**Extrait du texte**
Il n'appartient pas à la Commission de fonder sa décision sur la question de savoir si le demandeur a établi un lien avec la Convention quant à la croyance subjective des présumés persécuteurs eux-mêmes, particulièrement étant donné que les présumés persécuteurs ne sont évidemment pas présents à l'audience devant la Commission et ne peuvent pas témoigner de leur propre état d'esprit. De plus, rien ne dépend de l'opinion du demandeur quant aux croyances subjectives de ses présumés persécuteurs. Cet élément de preuve n'est qu'une opinion qui ne démontre pas que la police ne croyait pas que le demandeur était lié au mouvement militant en Inde.

[13]            Je souscris à ces principes qui s'appliquent également en l'espèce.


[14]            En outre, en se fondant simplement sur les suppositions des demandeurs pour comprendre les motifs pour lesquels ils étaient persécutés, la SSR a omis de prendre en compte ou d'analyser la preuve documentaire dont elle disposait et qui indiquait qu'au Mexique les représentants de l'État ont la réputation de porter de fausses accusations de trafic d'armes et de drogue dans le but de persécuter de présumés Zapatistes. Ce sont sur ces accusations mêmes que les demandeurs ont été soi-disant interrogés par les autorités militaires.

[15]            Par conséquent, en omettant d'analyser les éléments de preuve documentaire, qui étaient pertinents au regard du témoignage des demandeurs, en se fondant sur les suppositions des demandeurs quant à la croyance subjective de leurs prétendus persécuteurs et en ne considérant pas que les motifs de persécution pouvaient être mixtes, la SSR a commis des erreurs lorsqu'elle a tiré sa conclusion concernant l'absence de lien. Ces erreurs justifient que la Cour accueille la demande de contrôle judiciaire.

[16]            Il est vrai que la SSR a conclu à l'existence d'une protection adéquate de l'État, mais cette conclusion était fondée sur les conclusions qu'elle a tirées relativement à l'absence de lien et sur le fait que les demandeurs avaient simplement été victimes de membres corrompus de l'armée impliqués dans des activités criminelles, de sorte qu'elle est insuffisante pour maintenir la décision.

[17]            Pour ces motifs, la demande de contrôle judiciaire est accueillie. Par conséquent, il n'est pas nécessaire de décider si la SSR a commis aussi une erreur quant à la question de l'existence d'un lien entre la crainte de persécution de M. Aguirre Barrera et un motif énoncé dans la Convention du fait de son orientation sexuelle.

[18]            Les avocats n'ont proposé aucune question à des fins de certification, de sorte qu'aucune question n'est certifiée.

**Matériel fourni**
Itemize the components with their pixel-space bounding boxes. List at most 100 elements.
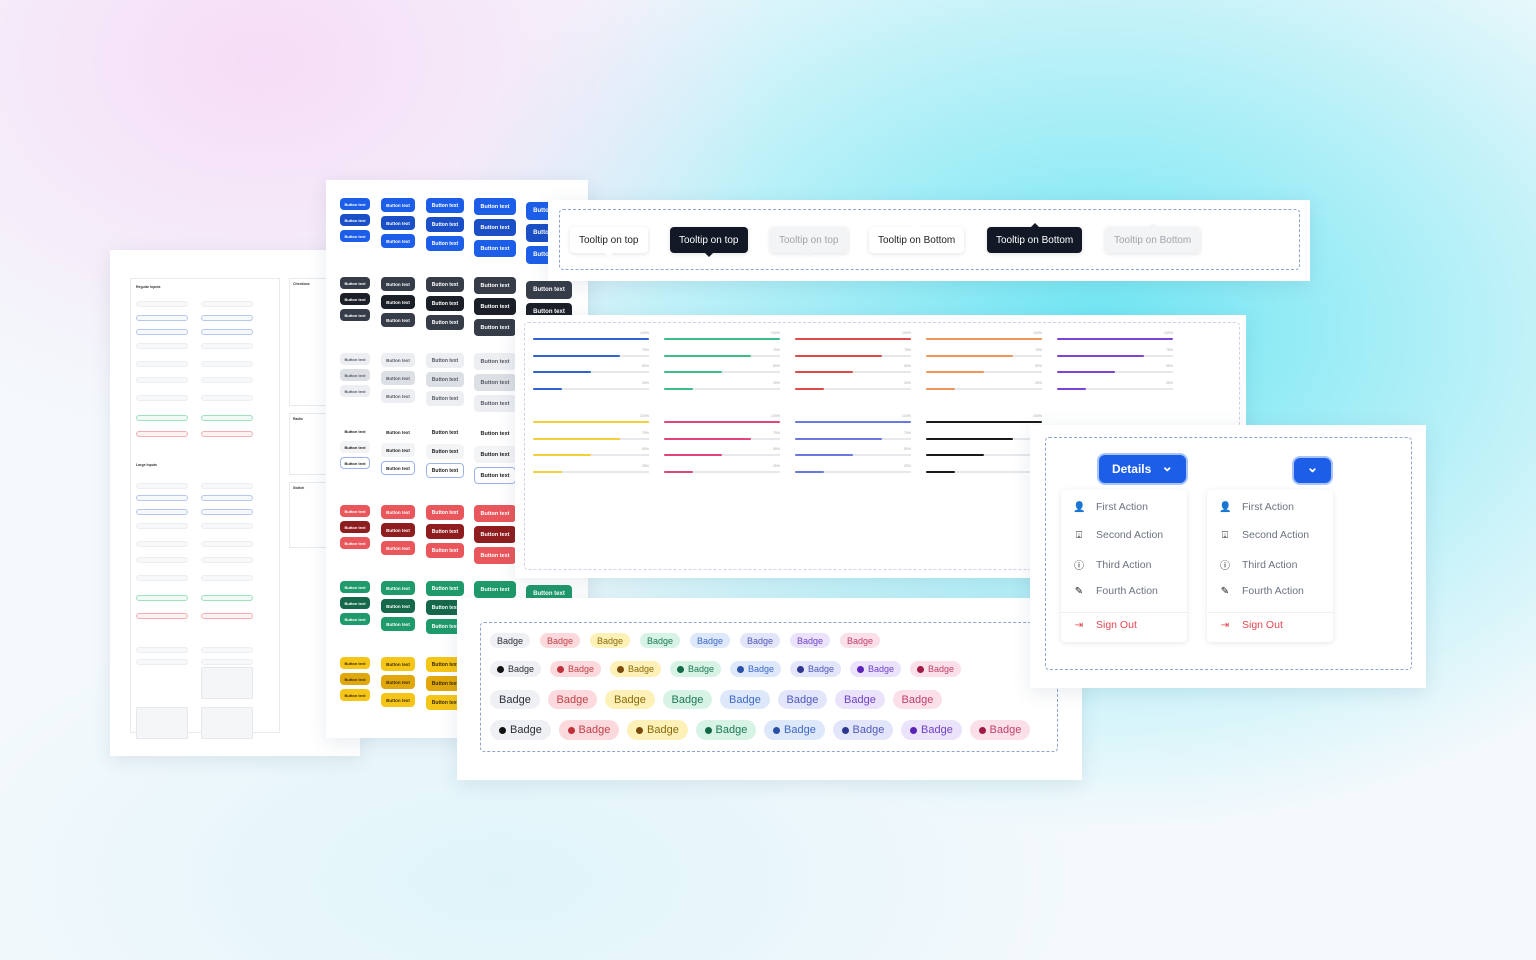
input-field[interactable] [136,315,188,321]
outline-button[interactable]: Button text [426,463,464,478]
input-field[interactable] [201,495,253,501]
light-button[interactable]: Button text [474,395,516,412]
tooltip[interactable]: Tooltip on Bottom [987,223,1083,253]
input-field[interactable] [136,415,188,421]
input-field[interactable] [136,523,188,529]
success-button[interactable]: Button text [426,581,464,596]
primary-button[interactable]: Button text [381,198,415,212]
input-field[interactable] [136,659,188,665]
input-field[interactable] [136,647,188,653]
dark-button[interactable]: Button text [381,295,415,309]
input-field[interactable] [201,301,253,307]
input-field[interactable] [201,509,253,515]
input-field[interactable] [201,361,253,367]
textarea-field[interactable] [136,707,188,739]
input-field[interactable] [136,395,188,401]
outline-button[interactable]: Button text [426,425,464,440]
dark-button[interactable]: Button text [526,281,572,299]
warning-button[interactable]: Button text [340,657,370,669]
primary-button[interactable]: Button text [426,217,464,232]
danger-button[interactable]: Button text [340,537,370,549]
input-field[interactable] [136,343,188,349]
danger-button[interactable]: Button text [474,505,516,522]
input-field[interactable] [201,377,253,383]
input-field[interactable] [201,523,253,529]
dark-button[interactable]: Button text [340,293,370,305]
dark-button[interactable]: Button text [340,277,370,289]
light-button[interactable]: Button text [474,374,516,391]
input-field[interactable] [136,595,188,601]
tooltip[interactable]: Tooltip on Bottom [869,223,965,253]
dark-button[interactable]: Button text [426,296,464,311]
primary-button[interactable]: Button text [426,236,464,251]
primary-button[interactable]: Button text [474,219,516,236]
primary-button[interactable]: Button text [474,240,516,257]
outline-button[interactable]: Button text [474,425,516,442]
input-field[interactable] [136,361,188,367]
light-button[interactable]: Button text [381,389,415,403]
menu-item[interactable]: 👤 First Action [1219,501,1294,513]
menu-item[interactable]: ⍗ Second Action [1219,529,1309,541]
input-field[interactable] [201,395,253,401]
input-field[interactable] [136,495,188,501]
warning-button[interactable]: Button text [340,673,370,685]
success-button[interactable]: Button text [474,581,516,598]
danger-button[interactable]: Button text [381,523,415,537]
input-field[interactable] [201,329,253,335]
input-field[interactable] [201,613,253,619]
success-button[interactable]: Button text [381,617,415,631]
menu-item[interactable]: ✎ Fourth Action [1219,585,1304,597]
menu-item[interactable]: ✎ Fourth Action [1073,585,1158,597]
input-field[interactable] [201,595,253,601]
input-field[interactable] [136,431,188,437]
outline-button[interactable]: Button text [381,461,415,475]
primary-button[interactable]: Button text [340,198,370,210]
light-button[interactable]: Button text [340,369,370,381]
warning-button[interactable]: Button text [381,693,415,707]
input-field[interactable] [136,301,188,307]
input-field[interactable] [136,575,188,581]
outline-button[interactable]: Button text [340,425,370,437]
danger-button[interactable]: Button text [426,505,464,520]
success-button[interactable]: Button text [340,613,370,625]
outline-button[interactable]: Button text [474,467,516,484]
dark-button[interactable]: Button text [474,319,516,336]
outline-button[interactable]: Button text [381,443,415,457]
input-field[interactable] [136,377,188,383]
input-field[interactable] [136,557,188,563]
success-button[interactable]: Button text [340,597,370,609]
outline-button[interactable]: Button text [340,457,370,469]
light-button[interactable]: Button text [340,385,370,397]
input-field[interactable] [201,483,253,489]
danger-button[interactable]: Button text [381,505,415,519]
outline-button[interactable]: Button text [381,425,415,439]
outline-button[interactable]: Button text [340,441,370,453]
input-field[interactable] [201,557,253,563]
primary-button[interactable]: Button text [474,198,516,215]
light-button[interactable]: Button text [474,353,516,370]
input-field[interactable] [201,415,253,421]
danger-button[interactable]: Button text [426,543,464,558]
dark-button[interactable]: Button text [474,298,516,315]
success-button[interactable]: Button text [381,599,415,613]
textarea-field[interactable] [201,667,253,699]
input-field[interactable] [136,541,188,547]
outline-button[interactable]: Button text [426,444,464,459]
input-field[interactable] [136,483,188,489]
tooltip[interactable]: Tooltip on top [770,227,848,257]
danger-button[interactable]: Button text [474,547,516,564]
dark-button[interactable]: Button text [426,277,464,292]
details-dropdown-button[interactable]: Details ⌄ [1099,455,1186,483]
dark-button[interactable]: Button text [426,315,464,330]
primary-button[interactable]: Button text [381,216,415,230]
input-field[interactable] [136,509,188,515]
primary-button[interactable]: Button text [340,230,370,242]
dark-button[interactable]: Button text [381,277,415,291]
warning-button[interactable]: Button text [340,689,370,701]
menu-item[interactable]: ⓘ Third Action [1219,557,1297,573]
light-button[interactable]: Button text [381,353,415,367]
textarea-field[interactable] [201,707,253,739]
menu-item[interactable]: 👤 First Action [1073,501,1148,513]
input-field[interactable] [201,343,253,349]
light-button[interactable]: Button text [340,353,370,365]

**Objectif 1**
Présentez sous forme de liste le paragraphe de l'extrait du jugement qui commence par « Par conséquent, en omettant d'analyser », en conservant ses faits principaux.
**Objectif 2**
Recopiez le passage de l'extrait du jugement situé entre « [16]            Il est » et « question n'est certifiée. », bornes comprises.
Les enregistrements n'interviennent d'aucune façon ici.

**Réponse complète 1**
- La SSR a omis d'analyser les éléments de preuve documentaire pertinents au regard du témoignage des demandeurs.
- Elle s'est fondée sur les suppositions des demandeurs quant à la croyance subjective de leurs prétendus persécuteurs.
- Elle n'a pas considéré que les motifs de persécution pouvaient être mixtes.
- Ces erreurs, commises en concluant à l'absence de lien, justifient que la Cour accueille la demande de contrôle judiciaire.

**Réponse complète 2**
[16]            Il est vrai que la SSR a conclu à l'existence d'une protection adéquate de l'État, mais cette conclusion était fondée sur les conclusions qu'elle a tirées relativement à l'absence de lien et sur le fait que les demandeurs avaient simplement été victimes de membres corrompus de l'armée impliqués dans des activités criminelles, de sorte qu'elle est insuffisante pour maintenir la décision.

[17]            Pour ces motifs, la demande de contrôle judiciaire est accueillie. Par conséquent, il n'est pas nécessaire de décider si la SSR a commis aussi une erreur quant à la question de l'existence d'un lien entre la crainte de persécution de M. Aguirre Barrera et un motif énoncé dans la Convention du fait de son orientation sexuelle.

[18]            Les avocats n'ont proposé aucune question à des fins de certification, de sorte qu'aucune question n'est certifiée.